##### Records to use

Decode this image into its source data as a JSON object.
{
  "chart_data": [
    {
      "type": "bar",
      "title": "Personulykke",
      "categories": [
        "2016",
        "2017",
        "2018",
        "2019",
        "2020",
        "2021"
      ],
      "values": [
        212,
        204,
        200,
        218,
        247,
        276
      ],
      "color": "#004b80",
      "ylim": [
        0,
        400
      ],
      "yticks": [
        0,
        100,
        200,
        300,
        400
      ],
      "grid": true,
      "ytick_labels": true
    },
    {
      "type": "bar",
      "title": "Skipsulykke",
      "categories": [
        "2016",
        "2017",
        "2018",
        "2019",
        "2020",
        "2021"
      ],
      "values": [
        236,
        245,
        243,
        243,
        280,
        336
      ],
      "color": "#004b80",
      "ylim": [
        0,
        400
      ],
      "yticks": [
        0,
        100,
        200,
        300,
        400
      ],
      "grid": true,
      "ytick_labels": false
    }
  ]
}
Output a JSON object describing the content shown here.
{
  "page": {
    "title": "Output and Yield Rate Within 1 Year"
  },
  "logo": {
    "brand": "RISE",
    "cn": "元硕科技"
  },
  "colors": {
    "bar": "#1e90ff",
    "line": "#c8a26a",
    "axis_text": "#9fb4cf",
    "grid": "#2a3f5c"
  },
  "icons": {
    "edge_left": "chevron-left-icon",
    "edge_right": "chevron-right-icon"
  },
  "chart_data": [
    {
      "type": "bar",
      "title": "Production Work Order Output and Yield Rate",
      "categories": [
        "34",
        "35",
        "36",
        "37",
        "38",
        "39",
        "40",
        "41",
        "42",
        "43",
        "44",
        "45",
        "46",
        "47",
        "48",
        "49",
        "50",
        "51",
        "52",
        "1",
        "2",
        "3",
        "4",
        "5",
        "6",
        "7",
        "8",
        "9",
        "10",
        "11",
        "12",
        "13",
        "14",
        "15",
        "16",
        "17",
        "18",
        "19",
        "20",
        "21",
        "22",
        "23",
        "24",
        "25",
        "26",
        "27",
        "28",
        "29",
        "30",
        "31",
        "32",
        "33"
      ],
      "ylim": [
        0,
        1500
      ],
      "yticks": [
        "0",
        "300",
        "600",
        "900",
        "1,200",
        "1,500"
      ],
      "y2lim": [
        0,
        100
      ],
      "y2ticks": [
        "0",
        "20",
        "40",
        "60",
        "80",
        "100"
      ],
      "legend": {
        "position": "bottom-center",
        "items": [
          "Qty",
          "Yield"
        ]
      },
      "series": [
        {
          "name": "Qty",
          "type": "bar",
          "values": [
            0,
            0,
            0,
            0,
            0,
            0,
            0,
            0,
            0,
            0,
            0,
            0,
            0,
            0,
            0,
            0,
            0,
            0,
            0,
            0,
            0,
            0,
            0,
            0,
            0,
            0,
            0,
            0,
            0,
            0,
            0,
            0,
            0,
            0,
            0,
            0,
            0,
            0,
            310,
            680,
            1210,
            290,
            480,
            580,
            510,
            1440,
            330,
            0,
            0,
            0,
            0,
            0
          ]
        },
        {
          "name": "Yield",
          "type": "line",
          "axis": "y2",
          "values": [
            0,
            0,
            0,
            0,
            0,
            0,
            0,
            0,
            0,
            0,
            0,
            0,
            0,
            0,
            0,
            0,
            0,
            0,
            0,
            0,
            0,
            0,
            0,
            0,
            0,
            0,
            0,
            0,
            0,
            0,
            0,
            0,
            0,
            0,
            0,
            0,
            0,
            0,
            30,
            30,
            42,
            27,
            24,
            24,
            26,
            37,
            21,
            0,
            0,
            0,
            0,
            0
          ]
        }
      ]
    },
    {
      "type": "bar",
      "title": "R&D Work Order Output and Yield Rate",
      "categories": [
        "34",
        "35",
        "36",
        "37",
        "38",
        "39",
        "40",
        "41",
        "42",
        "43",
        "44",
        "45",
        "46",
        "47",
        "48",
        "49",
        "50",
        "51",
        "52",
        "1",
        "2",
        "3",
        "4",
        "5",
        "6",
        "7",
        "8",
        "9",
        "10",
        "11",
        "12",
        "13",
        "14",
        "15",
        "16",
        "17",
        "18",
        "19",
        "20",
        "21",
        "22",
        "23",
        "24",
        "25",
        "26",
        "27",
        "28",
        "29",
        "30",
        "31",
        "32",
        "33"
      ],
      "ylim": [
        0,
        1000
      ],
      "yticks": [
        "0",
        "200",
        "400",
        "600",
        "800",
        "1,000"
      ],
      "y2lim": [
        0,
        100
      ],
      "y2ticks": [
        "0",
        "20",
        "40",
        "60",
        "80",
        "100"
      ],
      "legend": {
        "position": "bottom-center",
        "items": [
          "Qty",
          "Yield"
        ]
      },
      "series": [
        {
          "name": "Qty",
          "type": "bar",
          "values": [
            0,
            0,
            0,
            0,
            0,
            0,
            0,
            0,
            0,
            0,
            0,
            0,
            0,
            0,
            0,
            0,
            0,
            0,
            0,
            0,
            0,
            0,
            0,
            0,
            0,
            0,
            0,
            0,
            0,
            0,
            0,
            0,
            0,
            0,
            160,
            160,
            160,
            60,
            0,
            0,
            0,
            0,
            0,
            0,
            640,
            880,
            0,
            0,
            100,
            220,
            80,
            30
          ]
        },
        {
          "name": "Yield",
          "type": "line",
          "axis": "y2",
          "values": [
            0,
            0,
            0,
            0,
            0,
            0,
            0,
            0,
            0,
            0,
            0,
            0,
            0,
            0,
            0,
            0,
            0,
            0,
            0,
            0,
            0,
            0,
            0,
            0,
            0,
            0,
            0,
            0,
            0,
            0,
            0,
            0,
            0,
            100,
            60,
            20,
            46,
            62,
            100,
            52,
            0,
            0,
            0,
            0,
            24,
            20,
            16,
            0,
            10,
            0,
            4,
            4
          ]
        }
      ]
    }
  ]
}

##########

Repeat the data verbatim.

Decode this image into its source data as a JSON object.
{
  "chart_data": [
    {
      "type": "bar",
      "title": "Personulykke",
      "categories": [
        "2016",
        "2017",
        "2018",
        "2019",
        "2020",
        "2021"
      ],
      "values": [
        212,
        204,
        200,
        218,
        247,
        276
      ],
      "color": "#004b80",
      "ylim": [
        0,
        400
      ],
      "yticks": [
        0,
        100,
        200,
        300,
        400
      ],
      "grid": true,
      "ytick_labels": true
    },
    {
      "type": "bar",
      "title": "Skipsulykke",
      "categories": [
        "2016",
        "2017",
        "2018",
        "2019",
        "2020",
        "2021"
      ],
      "values": [
        236,
        245,
        243,
        243,
        280,
        336
      ],
      "color": "#004b80",
      "ylim": [
        0,
        400
      ],
      "yticks": [
        0,
        100,
        200,
        300,
        400
      ],
      "grid": true,
      "ytick_labels": false
    }
  ]
}
Output a JSON object describing the content shown here.
{
  "page": {
    "title": "Output and Yield Rate Within 1 Year"
  },
  "logo": {
    "brand": "RISE",
    "cn": "元硕科技"
  },
  "colors": {
    "bar": "#1e90ff",
    "line": "#c8a26a",
    "axis_text": "#9fb4cf",
    "grid": "#2a3f5c"
  },
  "icons": {
    "edge_left": "chevron-left-icon",
    "edge_right": "chevron-right-icon"
  },
  "chart_data": [
    {
      "type": "bar",
      "title": "Production Work Order Output and Yield Rate",
      "categories": [
        "34",
        "35",
        "36",
        "37",
        "38",
        "39",
        "40",
        "41",
        "42",
        "43",
        "44",
        "45",
        "46",
        "47",
        "48",
        "49",
        "50",
        "51",
        "52",
        "1",
        "2",
        "3",
        "4",
        "5",
        "6",
        "7",
        "8",
        "9",
        "10",
        "11",
        "12",
        "13",
        "14",
        "15",
        "16",
        "17",
        "18",
        "19",
        "20",
        "21",
        "22",
        "23",
        "24",
        "25",
        "26",
        "27",
        "28",
        "29",
        "30",
        "31",
        "32",
        "33"
      ],
      "ylim": [
        0,
        1500
      ],
      "yticks": [
        "0",
        "300",
        "600",
        "900",
        "1,200",
        "1,500"
      ],
      "y2lim": [
        0,
        100
      ],
      "y2ticks": [
        "0",
        "20",
        "40",
        "60",
        "80",
        "100"
      ],
      "legend": {
        "position": "bottom-center",
        "items": [
          "Qty",
          "Yield"
        ]
      },
      "series": [
        {
          "name": "Qty",
          "type": "bar",
          "values": [
            0,
            0,
            0,
            0,
            0,
            0,
            0,
            0,
            0,
            0,
            0,
            0,
            0,
            0,
            0,
            0,
            0,
            0,
            0,
            0,
            0,
            0,
            0,
            0,
            0,
            0,
            0,
            0,
            0,
            0,
            0,
            0,
            0,
            0,
            0,
            0,
            0,
            0,
            310,
            680,
            1210,
            290,
            480,
            580,
            510,
            1440,
            330,
            0,
            0,
            0,
            0,
            0
          ]
        },
        {
          "name": "Yield",
          "type": "line",
          "axis": "y2",
          "values": [
            0,
            0,
            0,
            0,
            0,
            0,
            0,
            0,
            0,
            0,
            0,
            0,
            0,
            0,
            0,
            0,
            0,
            0,
            0,
            0,
            0,
            0,
            0,
            0,
            0,
            0,
            0,
            0,
            0,
            0,
            0,
            0,
            0,
            0,
            0,
            0,
            0,
            0,
            30,
            30,
            42,
            27,
            24,
            24,
            26,
            37,
            21,
            0,
            0,
            0,
            0,
            0
          ]
        }
      ]
    },
    {
      "type": "bar",
      "title": "R&D Work Order Output and Yield Rate",
      "categories": [
        "34",
        "35",
        "36",
        "37",
        "38",
        "39",
        "40",
        "41",
        "42",
        "43",
        "44",
        "45",
        "46",
        "47",
        "48",
        "49",
        "50",
        "51",
        "52",
        "1",
        "2",
        "3",
        "4",
        "5",
        "6",
        "7",
        "8",
        "9",
        "10",
        "11",
        "12",
        "13",
        "14",
        "15",
        "16",
        "17",
        "18",
        "19",
        "20",
        "21",
        "22",
        "23",
        "24",
        "25",
        "26",
        "27",
        "28",
        "29",
        "30",
        "31",
        "32",
        "33"
      ],
      "ylim": [
        0,
        1000
      ],
      "yticks": [
        "0",
        "200",
        "400",
        "600",
        "800",
        "1,000"
      ],
      "y2lim": [
        0,
        100
      ],
      "y2ticks": [
        "0",
        "20",
        "40",
        "60",
        "80",
        "100"
      ],
      "legend": {
        "position": "bottom-center",
        "items": [
          "Qty",
          "Yield"
        ]
      },
      "series": [
        {
          "name": "Qty",
          "type": "bar",
          "values": [
            0,
            0,
            0,
            0,
            0,
            0,
            0,
            0,
            0,
            0,
            0,
            0,
            0,
            0,
            0,
            0,
            0,
            0,
            0,
            0,
            0,
            0,
            0,
            0,
            0,
            0,
            0,
            0,
            0,
            0,
            0,
            0,
            0,
            0,
            160,
            160,
            160,
            60,
            0,
            0,
            0,
            0,
            0,
            0,
            640,
            880,
            0,
            0,
            100,
            220,
            80,
            30
          ]
        },
        {
          "name": "Yield",
          "type": "line",
          "axis": "y2",
          "values": [
            0,
            0,
            0,
            0,
            0,
            0,
            0,
            0,
            0,
            0,
            0,
            0,
            0,
            0,
            0,
            0,
            0,
            0,
            0,
            0,
            0,
            0,
            0,
            0,
            0,
            0,
            0,
            0,
            0,
            0,
            0,
            0,
            0,
            100,
            60,
            20,
            46,
            62,
            100,
            52,
            0,
            0,
            0,
            0,
            24,
            20,
            16,
            0,
            10,
            0,
            4,
            4
          ]
        }
      ]
    }
  ]
}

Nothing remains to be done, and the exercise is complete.